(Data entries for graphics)
— start —

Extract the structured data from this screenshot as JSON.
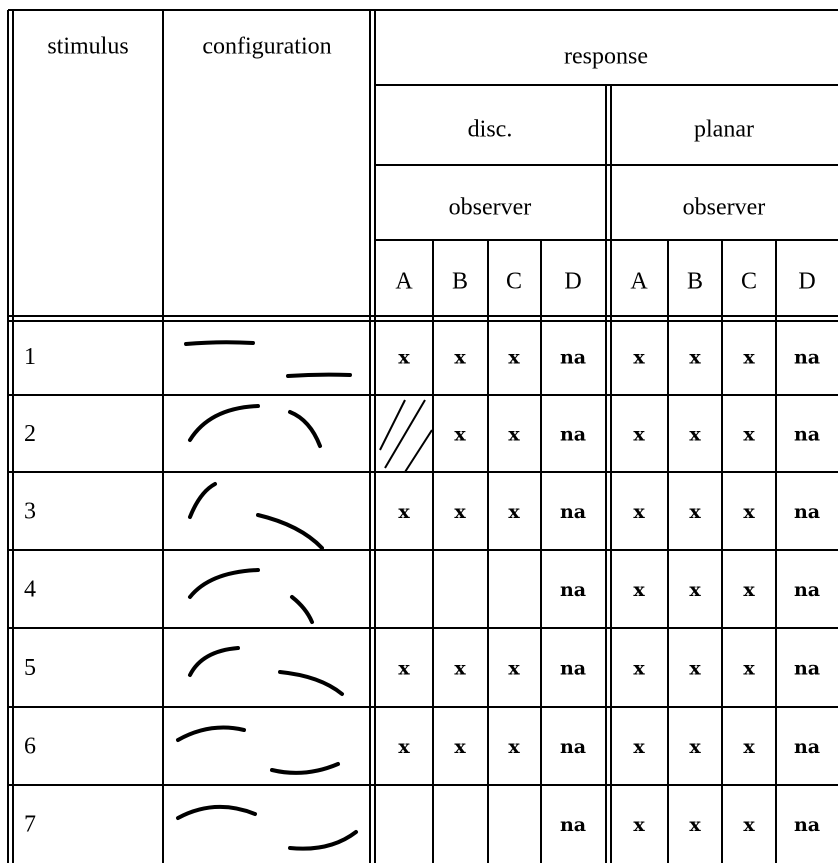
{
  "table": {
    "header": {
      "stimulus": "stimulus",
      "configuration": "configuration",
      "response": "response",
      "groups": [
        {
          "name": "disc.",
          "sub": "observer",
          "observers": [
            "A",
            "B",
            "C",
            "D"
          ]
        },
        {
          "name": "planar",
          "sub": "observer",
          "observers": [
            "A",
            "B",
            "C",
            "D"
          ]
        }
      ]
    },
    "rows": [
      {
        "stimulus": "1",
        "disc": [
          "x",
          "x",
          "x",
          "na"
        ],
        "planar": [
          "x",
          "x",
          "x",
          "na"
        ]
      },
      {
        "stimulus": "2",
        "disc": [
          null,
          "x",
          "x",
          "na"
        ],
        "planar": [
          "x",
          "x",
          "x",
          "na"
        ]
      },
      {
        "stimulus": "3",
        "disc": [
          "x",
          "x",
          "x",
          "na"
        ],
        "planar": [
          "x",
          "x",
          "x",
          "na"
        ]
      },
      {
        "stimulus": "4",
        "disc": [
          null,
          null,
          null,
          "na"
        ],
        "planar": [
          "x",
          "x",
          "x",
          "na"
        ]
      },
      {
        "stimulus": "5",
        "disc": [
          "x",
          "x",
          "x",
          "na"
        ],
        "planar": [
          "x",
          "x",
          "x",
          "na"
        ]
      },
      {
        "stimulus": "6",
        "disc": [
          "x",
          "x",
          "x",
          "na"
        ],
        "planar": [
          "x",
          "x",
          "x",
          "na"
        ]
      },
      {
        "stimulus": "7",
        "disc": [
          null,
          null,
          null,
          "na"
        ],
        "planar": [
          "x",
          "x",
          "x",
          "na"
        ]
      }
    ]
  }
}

— end —
— start —

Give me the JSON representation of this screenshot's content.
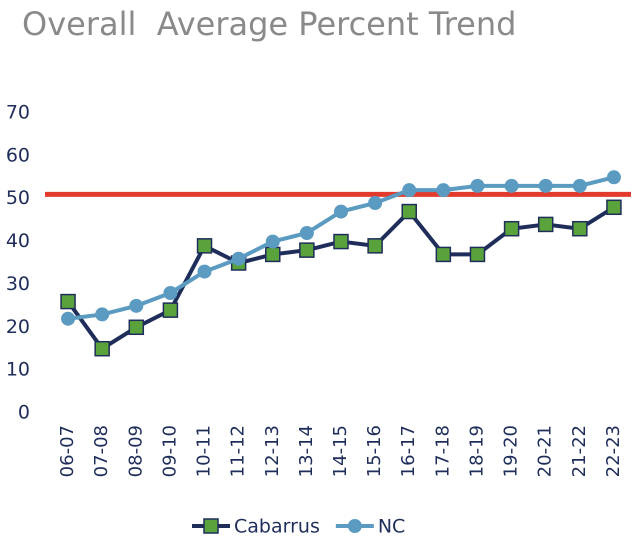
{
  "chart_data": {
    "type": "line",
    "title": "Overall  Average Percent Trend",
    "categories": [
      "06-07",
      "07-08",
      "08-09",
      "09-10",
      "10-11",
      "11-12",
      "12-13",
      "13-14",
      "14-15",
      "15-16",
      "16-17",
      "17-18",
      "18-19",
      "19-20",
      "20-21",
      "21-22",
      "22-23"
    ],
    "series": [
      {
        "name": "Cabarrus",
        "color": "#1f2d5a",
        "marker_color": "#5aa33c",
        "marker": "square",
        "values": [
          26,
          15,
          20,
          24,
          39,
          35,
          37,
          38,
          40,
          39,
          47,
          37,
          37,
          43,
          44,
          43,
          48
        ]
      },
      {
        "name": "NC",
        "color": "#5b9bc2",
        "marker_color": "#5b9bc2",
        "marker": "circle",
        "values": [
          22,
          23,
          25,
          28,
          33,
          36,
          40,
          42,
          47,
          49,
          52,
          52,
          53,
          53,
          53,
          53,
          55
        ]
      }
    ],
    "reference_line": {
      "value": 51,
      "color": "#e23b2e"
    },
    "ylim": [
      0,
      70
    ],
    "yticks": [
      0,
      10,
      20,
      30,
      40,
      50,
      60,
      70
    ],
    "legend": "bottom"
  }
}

— end —

- [Written problem] Pick out lines containing the word "this", each one as written.

- [Correct response]
Extract the structured data from this screenshot as JSON.
Give me the JSON representation of this screenshot's content.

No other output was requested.